[Start of SUPPLIED DATA]
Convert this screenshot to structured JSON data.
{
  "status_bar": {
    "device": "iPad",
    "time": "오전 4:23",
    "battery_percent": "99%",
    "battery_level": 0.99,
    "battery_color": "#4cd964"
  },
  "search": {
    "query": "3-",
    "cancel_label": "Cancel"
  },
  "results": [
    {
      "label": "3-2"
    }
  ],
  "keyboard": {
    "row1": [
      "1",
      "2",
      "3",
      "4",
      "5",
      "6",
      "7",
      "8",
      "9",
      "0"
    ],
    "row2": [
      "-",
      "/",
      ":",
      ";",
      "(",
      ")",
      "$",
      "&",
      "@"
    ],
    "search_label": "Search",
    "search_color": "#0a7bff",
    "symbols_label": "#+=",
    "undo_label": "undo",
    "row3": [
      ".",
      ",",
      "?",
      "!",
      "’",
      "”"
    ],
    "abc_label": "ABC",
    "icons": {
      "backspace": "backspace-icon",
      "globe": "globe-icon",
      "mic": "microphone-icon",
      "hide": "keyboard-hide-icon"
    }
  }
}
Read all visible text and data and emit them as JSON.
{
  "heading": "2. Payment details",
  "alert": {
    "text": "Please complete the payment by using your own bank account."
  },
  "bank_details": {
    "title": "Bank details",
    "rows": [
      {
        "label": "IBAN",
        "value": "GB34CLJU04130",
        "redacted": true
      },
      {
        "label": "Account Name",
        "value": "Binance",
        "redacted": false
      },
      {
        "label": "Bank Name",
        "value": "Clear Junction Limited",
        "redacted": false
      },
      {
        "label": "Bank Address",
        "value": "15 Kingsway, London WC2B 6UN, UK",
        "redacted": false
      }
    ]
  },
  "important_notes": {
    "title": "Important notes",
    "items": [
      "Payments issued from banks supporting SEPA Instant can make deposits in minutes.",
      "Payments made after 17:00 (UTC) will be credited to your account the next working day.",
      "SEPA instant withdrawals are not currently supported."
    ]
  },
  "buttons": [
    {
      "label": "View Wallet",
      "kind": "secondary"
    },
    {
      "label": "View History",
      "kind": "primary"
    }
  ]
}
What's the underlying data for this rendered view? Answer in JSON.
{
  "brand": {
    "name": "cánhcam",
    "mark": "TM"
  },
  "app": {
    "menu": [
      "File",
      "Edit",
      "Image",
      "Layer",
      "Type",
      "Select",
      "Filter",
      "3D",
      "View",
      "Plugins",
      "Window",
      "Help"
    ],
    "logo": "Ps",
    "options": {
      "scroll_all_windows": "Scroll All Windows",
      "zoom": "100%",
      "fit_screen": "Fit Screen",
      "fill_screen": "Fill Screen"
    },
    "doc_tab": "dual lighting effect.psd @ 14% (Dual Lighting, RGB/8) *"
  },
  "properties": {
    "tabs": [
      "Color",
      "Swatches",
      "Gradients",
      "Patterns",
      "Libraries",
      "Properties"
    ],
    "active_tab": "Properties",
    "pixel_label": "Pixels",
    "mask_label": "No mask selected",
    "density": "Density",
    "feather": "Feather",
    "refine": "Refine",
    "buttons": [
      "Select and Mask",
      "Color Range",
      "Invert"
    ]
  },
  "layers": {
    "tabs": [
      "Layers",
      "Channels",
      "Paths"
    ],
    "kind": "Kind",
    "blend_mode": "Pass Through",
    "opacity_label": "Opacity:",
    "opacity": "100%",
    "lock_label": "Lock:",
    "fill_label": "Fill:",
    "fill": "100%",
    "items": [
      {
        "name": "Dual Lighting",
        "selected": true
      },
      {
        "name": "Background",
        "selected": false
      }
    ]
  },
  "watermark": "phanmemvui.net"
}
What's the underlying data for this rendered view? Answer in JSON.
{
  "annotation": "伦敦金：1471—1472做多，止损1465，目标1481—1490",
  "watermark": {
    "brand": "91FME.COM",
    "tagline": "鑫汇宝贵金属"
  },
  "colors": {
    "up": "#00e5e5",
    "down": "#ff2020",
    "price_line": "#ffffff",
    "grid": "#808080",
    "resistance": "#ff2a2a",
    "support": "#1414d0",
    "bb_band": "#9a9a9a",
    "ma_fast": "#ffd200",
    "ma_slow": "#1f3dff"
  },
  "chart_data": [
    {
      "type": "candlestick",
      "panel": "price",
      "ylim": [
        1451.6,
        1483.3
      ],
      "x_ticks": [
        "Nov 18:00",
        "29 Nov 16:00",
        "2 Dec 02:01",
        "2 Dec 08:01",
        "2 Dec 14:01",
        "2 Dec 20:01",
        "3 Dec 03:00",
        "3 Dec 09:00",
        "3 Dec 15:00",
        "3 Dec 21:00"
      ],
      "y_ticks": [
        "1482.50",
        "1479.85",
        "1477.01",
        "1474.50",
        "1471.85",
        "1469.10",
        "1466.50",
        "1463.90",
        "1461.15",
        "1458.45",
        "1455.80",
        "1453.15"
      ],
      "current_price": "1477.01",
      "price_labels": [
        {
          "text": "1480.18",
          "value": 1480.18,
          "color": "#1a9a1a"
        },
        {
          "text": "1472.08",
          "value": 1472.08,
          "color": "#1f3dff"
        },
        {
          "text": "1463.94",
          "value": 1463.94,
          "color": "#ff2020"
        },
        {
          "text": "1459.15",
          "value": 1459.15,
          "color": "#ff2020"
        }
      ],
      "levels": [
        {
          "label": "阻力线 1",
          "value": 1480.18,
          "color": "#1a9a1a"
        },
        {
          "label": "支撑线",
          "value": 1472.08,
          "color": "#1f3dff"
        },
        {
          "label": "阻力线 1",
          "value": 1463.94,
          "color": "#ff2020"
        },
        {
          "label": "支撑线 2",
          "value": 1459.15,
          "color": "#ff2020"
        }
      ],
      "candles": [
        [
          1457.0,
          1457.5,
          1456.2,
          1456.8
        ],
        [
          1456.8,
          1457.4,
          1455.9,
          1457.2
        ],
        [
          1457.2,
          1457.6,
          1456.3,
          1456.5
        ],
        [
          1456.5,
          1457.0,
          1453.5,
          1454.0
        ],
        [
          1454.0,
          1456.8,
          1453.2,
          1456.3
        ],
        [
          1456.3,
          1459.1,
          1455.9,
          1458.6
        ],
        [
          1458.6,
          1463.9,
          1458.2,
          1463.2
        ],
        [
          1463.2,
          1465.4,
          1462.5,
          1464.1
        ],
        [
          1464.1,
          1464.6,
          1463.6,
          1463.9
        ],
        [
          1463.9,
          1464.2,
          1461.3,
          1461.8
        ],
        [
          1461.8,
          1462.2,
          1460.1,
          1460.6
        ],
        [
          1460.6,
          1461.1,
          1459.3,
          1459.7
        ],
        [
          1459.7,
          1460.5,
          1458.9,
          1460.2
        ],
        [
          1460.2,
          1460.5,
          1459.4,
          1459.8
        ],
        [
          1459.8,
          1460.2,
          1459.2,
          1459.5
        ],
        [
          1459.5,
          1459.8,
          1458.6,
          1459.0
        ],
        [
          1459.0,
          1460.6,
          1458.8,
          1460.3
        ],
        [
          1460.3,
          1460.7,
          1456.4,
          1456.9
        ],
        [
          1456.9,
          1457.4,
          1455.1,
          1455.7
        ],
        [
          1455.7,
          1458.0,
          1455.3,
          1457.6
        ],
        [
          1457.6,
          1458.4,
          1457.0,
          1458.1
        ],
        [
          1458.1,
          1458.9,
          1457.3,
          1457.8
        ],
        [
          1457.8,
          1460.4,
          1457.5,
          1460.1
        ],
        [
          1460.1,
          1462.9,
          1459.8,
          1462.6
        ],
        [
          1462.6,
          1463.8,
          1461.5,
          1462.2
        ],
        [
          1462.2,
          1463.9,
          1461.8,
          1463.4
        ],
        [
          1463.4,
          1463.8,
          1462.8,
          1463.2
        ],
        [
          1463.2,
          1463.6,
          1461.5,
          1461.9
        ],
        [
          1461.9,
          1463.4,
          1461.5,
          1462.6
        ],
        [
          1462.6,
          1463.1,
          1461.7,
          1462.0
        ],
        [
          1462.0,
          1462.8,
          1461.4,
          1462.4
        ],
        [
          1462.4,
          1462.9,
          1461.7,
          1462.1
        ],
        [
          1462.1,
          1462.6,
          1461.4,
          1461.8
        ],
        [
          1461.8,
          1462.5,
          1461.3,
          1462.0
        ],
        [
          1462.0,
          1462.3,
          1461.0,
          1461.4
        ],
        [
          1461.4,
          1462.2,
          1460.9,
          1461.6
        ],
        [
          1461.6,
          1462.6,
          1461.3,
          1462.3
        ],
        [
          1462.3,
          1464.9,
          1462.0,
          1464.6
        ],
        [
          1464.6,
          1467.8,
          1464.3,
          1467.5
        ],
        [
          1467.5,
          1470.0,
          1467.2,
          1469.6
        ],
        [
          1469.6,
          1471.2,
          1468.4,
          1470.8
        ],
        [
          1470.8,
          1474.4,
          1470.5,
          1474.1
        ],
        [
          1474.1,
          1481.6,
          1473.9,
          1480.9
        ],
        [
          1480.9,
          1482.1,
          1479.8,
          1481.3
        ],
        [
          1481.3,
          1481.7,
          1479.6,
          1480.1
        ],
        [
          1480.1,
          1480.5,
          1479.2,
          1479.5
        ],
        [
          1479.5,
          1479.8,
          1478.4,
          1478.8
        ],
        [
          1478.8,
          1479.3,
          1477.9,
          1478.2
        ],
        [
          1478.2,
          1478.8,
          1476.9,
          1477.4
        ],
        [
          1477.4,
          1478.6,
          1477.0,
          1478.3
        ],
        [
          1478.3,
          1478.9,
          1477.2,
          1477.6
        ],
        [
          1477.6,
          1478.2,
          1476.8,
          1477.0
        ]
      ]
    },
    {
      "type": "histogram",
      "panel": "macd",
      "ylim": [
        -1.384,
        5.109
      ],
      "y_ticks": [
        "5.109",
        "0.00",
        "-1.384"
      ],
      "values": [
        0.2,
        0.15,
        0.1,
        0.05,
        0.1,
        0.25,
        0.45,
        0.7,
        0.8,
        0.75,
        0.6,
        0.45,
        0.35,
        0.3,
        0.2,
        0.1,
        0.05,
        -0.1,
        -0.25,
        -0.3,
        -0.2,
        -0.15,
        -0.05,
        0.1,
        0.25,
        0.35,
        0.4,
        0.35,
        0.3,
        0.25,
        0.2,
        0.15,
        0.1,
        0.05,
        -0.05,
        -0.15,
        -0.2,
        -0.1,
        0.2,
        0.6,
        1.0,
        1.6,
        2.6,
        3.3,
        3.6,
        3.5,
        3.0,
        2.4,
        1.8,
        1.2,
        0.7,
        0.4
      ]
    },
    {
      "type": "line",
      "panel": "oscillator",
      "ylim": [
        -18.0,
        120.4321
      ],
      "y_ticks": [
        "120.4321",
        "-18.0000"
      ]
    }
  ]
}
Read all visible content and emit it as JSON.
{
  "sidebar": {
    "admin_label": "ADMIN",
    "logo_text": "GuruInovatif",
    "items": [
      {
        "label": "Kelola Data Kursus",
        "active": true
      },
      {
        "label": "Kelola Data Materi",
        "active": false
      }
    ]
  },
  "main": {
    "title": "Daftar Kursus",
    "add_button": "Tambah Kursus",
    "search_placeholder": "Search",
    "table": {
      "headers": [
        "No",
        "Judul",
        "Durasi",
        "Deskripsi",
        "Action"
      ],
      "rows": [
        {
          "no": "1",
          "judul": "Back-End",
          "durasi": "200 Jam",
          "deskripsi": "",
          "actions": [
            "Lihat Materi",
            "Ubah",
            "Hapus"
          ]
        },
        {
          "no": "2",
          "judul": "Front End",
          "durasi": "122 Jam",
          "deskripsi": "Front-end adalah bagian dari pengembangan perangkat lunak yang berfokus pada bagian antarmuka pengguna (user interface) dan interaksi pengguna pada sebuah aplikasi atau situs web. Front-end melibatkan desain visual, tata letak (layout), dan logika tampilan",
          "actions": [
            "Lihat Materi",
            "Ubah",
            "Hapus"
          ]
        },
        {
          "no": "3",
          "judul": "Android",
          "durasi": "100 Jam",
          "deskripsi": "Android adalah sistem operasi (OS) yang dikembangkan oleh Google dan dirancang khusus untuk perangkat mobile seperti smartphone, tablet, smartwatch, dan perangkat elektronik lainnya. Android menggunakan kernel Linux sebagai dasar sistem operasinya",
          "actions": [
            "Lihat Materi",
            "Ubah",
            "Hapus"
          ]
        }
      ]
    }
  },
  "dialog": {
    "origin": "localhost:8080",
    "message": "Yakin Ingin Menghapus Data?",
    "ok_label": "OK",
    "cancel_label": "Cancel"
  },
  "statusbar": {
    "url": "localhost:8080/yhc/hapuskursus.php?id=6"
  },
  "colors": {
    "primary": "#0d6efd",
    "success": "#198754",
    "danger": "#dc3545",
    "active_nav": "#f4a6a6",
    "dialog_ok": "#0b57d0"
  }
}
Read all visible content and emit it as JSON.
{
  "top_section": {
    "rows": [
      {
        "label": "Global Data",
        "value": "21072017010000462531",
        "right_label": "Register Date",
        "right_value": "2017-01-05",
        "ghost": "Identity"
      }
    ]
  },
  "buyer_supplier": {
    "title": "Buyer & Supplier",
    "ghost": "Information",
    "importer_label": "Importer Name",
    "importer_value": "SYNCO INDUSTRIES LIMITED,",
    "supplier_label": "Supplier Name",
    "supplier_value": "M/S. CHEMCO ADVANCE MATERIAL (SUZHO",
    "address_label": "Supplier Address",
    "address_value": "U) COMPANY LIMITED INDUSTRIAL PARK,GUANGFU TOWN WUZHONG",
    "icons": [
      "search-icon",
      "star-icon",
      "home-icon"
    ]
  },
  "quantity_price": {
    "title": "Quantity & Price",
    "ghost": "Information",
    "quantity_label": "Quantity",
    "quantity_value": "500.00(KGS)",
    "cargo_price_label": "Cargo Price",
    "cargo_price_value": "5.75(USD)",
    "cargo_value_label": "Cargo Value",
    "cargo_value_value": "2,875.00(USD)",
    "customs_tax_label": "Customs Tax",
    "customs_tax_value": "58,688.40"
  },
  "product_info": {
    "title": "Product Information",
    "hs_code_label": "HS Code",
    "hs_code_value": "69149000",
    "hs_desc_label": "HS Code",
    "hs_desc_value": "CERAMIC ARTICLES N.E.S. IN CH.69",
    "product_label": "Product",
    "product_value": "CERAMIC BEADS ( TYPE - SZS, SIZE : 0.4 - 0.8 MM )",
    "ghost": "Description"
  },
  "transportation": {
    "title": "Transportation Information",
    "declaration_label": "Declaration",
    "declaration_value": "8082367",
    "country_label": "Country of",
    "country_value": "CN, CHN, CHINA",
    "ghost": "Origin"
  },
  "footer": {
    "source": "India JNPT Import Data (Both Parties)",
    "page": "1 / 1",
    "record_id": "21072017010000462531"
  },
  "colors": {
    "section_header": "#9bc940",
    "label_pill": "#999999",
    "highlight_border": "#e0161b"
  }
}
[End of SUPPLIED DATA]
Only lines with the string "adalah" belong in your answer; copy each one.

- **SOLVED PROBLEM**:
          "deskripsi": "Front-end adalah bagian dari pengembangan perangkat lunak yang berfokus pada bagian antarmuka pengguna (user interface) dan interaksi pengguna pada sebuah aplikasi atau situs web. Front-end melibatkan desain visual, tata letak (layout), dan logika tampilan",
          "deskripsi": "Android adalah sistem operasi (OS) yang dikembangkan oleh Google dan dirancang khusus untuk perangkat mobile seperti smartphone, tablet, smartwatch, dan perangkat elektronik lainnya. Android menggunakan kernel Linux sebagai dasar sistem operasinya",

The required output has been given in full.